» **СТАТЬЯ**
▬▬▬

И, наоборот, одна тема, по которой Анне Ивановне под давлением следователя пришлось дать показания, в «Обвинительном заключении» практически не отражена. Речь идет о ее знакомых, которые были высланы за границу в 1922 году. Подробно отвечая на вопросы следствия, Анна Ивановна не волновалась за участь этих людей. Зачем чекистам понадобились сведения о них, сказать трудно. Возможно, для предполагаемого процесса над «Партией русской интеллигенции», который так и не состоялся. Читая показания Анны Ивановны, касающиеся «создания» этой партии, надо иметь в виду не только их вынужденность, но и тот факт, что ее друзья и единомышленники были активными противниками большевиков, действительно, собирались на квартире АБРИКОСОВЫX, обсуждали положение в стране и что-то решали для себя:

«На одном из собраний <...> было решено создать “Партию русской интеллигенции” (ПРИ), которая должна была бы возглавить русский народ в борьбе с большевизмом. Основная политическая установка ПРИ сводилась к следующему: вести за собой русский народ может только интеллигенция, которая является выразителем качеств, заложенных в народе, и должна эти качества в нем вскрыть <...> Государственный

33


строй России ПРИ мыслился как конституционна монархия по типу Англии»[50].

В настоящее время невозможно судить, была ли хоть какая-то часть этих показаний правдой. Однако надо отметить, что следователи, ведущие дело русских католиков, имели четкие инструкции, и это доказывают последующие групповые процессы. Например, дело о «Националистической фашистской организации, именовавшей себя “Партией Возрождения России”», по которому в июле 1933 года была осуждена группа профессоров и научных работников, в их числе Павел ФЛОРЕНСКИЙ, Павел и Сергей КАПТЕРЕВЫ.

Так или иначе, но и в первом случае — собраний на квартире АБРИКОСОВЫХ в 1918—1922 годах, и во втором и в третьем — деле Абрикосовской общины и в деле профессуры в 1933 году — в «Обвинительных заключениях» о целях их организаций говорилось одно и то же:

«<...> свержение в СССР советской власти и установление монархического строя <...> Руководилась и финансировалась русской комиссией “Конгрегации восточной церкви” <...> В дальнейшем <...> получала от Папы Римского и “Русской комиссии” руководящие указания и средства на работу»[51].

10 января 1934 года были осуждены первые участники процесса: Камилла КРУШЕЛЬНИЦКАЯ и Анна БРИЛЛИАНТОВА на 10 лет ИТЛ, Анна Ивановна АБРИКОСОВА на 8 лет ИТЛ и Ольга ФИЦНЕР на 5 лет ИТЛ.

▬▬▬

» **ЗАДАНИЯ**
- A) Какой срок получила Анна Ивановна Абрикосова 10 января 1934 года, согласно статье?
- B) Допишите следующую часть статьи о деле русских католиков.
Записи никак не связаны со статьей.

» **ЗАПИСАННЫЕ СВЕДЕНИЯ**
▬▬▬

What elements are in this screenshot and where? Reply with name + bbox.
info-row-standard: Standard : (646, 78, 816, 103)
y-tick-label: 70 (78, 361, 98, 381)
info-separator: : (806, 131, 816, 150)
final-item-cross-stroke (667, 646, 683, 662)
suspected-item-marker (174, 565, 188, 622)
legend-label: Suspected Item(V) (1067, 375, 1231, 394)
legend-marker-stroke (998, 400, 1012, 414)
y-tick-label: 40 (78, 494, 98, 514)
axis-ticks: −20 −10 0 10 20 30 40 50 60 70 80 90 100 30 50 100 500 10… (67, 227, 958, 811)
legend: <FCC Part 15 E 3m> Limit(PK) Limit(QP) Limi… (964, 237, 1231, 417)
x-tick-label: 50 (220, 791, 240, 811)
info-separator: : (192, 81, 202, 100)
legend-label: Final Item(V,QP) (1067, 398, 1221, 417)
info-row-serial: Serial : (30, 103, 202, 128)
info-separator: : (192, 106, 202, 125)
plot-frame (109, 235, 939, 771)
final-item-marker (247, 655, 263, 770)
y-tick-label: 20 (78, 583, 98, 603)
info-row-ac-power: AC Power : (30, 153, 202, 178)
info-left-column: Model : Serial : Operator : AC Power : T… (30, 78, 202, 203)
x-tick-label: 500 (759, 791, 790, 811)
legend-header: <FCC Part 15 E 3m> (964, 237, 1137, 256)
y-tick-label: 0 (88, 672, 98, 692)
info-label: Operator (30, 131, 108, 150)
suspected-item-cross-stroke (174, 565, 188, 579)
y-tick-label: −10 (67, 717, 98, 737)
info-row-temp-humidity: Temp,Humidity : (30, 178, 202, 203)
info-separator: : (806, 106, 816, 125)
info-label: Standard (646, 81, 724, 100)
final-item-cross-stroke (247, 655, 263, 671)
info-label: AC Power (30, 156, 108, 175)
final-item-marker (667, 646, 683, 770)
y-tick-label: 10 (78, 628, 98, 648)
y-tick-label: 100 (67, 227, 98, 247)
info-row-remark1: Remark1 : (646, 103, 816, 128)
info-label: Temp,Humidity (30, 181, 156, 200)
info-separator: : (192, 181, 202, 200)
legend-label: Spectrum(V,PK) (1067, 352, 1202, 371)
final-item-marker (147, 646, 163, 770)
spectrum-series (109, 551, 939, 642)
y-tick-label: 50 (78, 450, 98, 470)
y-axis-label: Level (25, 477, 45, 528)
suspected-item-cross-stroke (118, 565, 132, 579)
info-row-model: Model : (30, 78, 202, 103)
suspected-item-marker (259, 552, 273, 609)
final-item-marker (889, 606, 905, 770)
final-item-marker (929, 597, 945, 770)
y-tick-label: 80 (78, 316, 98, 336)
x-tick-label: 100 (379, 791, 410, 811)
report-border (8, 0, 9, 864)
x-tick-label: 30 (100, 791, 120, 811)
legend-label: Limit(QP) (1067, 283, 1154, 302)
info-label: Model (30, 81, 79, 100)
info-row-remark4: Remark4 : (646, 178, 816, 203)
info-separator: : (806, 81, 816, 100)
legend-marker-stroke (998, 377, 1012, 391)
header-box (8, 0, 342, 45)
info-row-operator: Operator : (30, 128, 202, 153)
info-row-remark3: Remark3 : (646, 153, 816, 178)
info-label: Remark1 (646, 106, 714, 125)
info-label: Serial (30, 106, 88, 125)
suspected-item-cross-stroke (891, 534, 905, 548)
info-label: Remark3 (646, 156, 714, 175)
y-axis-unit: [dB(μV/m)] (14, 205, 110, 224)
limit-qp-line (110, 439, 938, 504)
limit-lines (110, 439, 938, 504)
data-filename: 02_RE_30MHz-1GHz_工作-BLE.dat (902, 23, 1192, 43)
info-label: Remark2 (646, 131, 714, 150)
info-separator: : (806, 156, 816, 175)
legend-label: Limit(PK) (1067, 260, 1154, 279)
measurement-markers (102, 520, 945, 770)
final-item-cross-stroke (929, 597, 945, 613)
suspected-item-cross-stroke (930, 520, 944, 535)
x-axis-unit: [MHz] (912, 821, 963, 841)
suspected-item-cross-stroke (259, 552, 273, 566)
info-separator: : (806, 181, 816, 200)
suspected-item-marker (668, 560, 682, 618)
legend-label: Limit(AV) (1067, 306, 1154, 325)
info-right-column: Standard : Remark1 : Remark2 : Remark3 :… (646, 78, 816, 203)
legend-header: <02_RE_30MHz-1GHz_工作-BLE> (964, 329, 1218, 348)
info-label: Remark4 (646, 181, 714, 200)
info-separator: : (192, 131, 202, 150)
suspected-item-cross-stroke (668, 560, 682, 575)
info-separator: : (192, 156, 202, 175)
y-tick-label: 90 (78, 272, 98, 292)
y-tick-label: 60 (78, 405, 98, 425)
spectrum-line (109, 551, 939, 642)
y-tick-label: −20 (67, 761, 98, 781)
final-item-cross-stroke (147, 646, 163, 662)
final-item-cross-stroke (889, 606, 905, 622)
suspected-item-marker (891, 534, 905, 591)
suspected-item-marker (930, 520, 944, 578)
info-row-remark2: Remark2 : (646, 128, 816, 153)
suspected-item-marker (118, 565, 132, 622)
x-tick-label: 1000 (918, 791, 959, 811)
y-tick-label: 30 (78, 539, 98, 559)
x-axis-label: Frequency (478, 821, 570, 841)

▬▬▬

» **ОТВЕТЫ**
- A) Восемь лет ИТЛ.

- B)
19 февраля 1934 года были осуждены остальные обвиняемые: сестры, отказавшиеся сотрудничать со следствием, получили по 8—10 лет ИТЛ, а сестры, вынужденные подписать все обвинения либо активно сотрудничавшие со следствием, — по 3—5 лет ИТЛ или ссылки.

 

* * *

 

Завершив процесс по делу Абрикосовской общины, органы НКВД не успокоились. Для окончательного разгрома движения русских католиков оставалось «обезвредить» их последнюю, тайную общину при нелегально существующем Высоко-Петровском монастыре в Москве, о которой стало известно в середине 1934 года от «добровольных помощников». В материалах нового дела об этой общине говорилось:

«<...> поступили сведения о том, что в Москве существует русско-католическая КР организация церковников, созданная по директивам русской комиссии при Ватикане негласным представителем последнего в Москве <...> Евгением НЕВЕ»[52].

34


Начало операции можно отнести к осени 1934 года, когда органами НКВД был арестован организатор секты «Четвертый интернационал духа и истины» — Павел ВЕЛИКАНОВ. В протоколе его допроса появляется имя Леонида ТИТОВА, также арестованного по этому делу:

«После ареста АБРИКОСОВОЙ я боялся за судьбу своих рукописей и просил их у ТИТОВА забрать. Дал специальную зашифрованную записку: «Он дает Вам рецептуру, бидон возьмет»[53].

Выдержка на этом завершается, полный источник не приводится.